## Task goal:
Each line containing the word "title" must be reported.

## Supplied material:
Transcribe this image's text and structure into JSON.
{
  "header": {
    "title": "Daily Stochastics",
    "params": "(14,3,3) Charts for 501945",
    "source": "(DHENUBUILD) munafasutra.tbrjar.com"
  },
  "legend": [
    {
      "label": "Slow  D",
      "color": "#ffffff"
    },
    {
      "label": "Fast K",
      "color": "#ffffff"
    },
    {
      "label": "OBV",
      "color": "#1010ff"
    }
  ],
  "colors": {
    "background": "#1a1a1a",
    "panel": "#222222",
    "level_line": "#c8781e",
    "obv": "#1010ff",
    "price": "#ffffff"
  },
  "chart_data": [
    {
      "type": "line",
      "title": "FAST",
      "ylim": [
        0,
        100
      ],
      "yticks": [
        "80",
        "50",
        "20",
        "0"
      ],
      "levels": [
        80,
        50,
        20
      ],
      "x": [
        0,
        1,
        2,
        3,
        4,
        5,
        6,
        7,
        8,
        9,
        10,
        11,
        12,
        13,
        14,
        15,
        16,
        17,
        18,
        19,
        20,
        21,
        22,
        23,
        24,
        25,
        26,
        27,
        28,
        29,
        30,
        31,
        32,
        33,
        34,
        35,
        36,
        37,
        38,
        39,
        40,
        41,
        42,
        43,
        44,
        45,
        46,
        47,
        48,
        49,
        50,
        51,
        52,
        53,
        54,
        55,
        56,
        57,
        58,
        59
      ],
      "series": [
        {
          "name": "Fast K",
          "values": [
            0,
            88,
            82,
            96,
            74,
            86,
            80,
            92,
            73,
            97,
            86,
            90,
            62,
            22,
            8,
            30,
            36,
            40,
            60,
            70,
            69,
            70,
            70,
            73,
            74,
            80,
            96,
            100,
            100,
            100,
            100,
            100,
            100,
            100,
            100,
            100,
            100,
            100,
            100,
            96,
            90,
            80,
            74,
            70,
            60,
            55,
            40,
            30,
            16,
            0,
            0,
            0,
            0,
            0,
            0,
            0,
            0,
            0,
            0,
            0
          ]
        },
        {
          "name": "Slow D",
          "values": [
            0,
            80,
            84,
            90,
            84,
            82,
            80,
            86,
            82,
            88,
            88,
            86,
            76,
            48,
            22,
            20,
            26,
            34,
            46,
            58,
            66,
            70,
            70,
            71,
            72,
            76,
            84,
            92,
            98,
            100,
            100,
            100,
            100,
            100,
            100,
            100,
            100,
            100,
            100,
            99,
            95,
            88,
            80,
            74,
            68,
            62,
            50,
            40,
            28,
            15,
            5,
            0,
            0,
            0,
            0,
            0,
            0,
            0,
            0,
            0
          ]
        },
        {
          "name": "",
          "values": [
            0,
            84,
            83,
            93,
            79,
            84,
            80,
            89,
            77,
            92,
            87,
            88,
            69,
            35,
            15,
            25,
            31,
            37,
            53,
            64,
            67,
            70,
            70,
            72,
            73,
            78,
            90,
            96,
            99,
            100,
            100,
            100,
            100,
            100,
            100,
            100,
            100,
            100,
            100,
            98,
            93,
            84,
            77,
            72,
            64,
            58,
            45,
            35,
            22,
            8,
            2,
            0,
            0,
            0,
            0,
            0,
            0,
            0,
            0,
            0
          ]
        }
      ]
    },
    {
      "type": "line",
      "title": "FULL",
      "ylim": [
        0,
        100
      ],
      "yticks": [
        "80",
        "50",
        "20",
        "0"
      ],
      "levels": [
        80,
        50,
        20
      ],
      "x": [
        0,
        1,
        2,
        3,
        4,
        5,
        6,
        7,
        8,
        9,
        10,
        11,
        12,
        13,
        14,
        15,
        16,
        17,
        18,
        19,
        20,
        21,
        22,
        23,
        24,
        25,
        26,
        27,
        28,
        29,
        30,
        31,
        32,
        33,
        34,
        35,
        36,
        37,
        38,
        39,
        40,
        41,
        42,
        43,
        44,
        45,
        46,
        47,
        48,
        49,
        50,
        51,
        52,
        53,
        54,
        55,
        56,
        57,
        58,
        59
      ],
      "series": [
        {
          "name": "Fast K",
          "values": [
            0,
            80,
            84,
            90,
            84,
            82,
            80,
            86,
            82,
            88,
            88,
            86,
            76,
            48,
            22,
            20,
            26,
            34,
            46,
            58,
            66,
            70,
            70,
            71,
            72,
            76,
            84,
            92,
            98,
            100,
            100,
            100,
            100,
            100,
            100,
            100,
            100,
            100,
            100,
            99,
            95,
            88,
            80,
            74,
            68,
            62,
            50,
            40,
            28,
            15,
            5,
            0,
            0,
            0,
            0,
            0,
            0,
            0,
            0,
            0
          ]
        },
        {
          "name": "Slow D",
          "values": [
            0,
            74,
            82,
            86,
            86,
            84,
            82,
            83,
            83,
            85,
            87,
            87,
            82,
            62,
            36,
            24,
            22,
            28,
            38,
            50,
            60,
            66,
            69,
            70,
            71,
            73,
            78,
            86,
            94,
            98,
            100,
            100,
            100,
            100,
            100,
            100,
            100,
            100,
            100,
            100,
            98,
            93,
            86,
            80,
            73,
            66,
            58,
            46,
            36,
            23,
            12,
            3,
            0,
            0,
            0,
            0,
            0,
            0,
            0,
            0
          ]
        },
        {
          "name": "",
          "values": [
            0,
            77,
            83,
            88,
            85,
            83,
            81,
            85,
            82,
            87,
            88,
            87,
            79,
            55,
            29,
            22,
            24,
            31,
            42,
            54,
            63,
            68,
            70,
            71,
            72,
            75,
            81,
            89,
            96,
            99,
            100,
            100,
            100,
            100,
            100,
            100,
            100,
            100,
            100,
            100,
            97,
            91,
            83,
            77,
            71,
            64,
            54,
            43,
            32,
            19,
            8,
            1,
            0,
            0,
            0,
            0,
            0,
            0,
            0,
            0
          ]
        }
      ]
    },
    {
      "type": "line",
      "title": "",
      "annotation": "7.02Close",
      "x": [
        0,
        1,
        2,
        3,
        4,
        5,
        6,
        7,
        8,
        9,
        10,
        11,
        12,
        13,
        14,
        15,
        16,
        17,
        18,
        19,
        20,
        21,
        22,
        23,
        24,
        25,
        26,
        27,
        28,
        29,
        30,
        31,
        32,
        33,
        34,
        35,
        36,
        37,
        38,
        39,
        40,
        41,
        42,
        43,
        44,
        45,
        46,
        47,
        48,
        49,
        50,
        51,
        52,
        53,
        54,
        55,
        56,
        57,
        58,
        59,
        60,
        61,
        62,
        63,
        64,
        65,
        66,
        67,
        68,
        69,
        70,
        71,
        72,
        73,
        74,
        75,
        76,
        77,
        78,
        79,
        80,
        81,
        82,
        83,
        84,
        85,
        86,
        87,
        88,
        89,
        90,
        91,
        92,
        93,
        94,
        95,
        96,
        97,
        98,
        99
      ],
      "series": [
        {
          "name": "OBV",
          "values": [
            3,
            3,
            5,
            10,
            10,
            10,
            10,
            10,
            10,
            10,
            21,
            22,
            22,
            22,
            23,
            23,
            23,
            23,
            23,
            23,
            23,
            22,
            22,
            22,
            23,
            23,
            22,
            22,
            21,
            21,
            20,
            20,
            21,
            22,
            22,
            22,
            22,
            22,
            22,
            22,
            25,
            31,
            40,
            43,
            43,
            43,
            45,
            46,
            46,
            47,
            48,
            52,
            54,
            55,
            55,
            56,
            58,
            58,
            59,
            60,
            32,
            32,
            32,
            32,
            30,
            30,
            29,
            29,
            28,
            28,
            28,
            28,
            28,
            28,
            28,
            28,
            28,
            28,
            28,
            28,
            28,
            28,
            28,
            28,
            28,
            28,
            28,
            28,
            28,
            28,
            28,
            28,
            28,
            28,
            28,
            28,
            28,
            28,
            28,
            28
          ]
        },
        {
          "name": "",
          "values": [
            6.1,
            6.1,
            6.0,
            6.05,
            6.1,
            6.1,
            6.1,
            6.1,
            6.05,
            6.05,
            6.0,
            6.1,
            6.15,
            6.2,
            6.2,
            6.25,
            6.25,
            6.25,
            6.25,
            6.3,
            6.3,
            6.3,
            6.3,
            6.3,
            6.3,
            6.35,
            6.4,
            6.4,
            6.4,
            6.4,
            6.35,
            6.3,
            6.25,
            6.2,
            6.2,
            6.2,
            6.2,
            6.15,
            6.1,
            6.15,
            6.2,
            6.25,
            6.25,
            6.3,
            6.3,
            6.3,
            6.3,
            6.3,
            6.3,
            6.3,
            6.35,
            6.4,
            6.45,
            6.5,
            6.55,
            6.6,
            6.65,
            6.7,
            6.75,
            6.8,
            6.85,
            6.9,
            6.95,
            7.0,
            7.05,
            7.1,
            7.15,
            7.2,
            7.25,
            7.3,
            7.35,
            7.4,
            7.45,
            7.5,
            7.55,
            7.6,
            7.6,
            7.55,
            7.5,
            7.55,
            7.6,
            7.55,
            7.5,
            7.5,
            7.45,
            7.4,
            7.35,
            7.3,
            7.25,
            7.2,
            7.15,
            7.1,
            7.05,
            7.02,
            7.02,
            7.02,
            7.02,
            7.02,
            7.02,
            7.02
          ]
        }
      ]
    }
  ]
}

## Solution to this task:
    "title": "Daily Stochastics",
      "title": "FAST",
      "title": "FULL",
      "title": "",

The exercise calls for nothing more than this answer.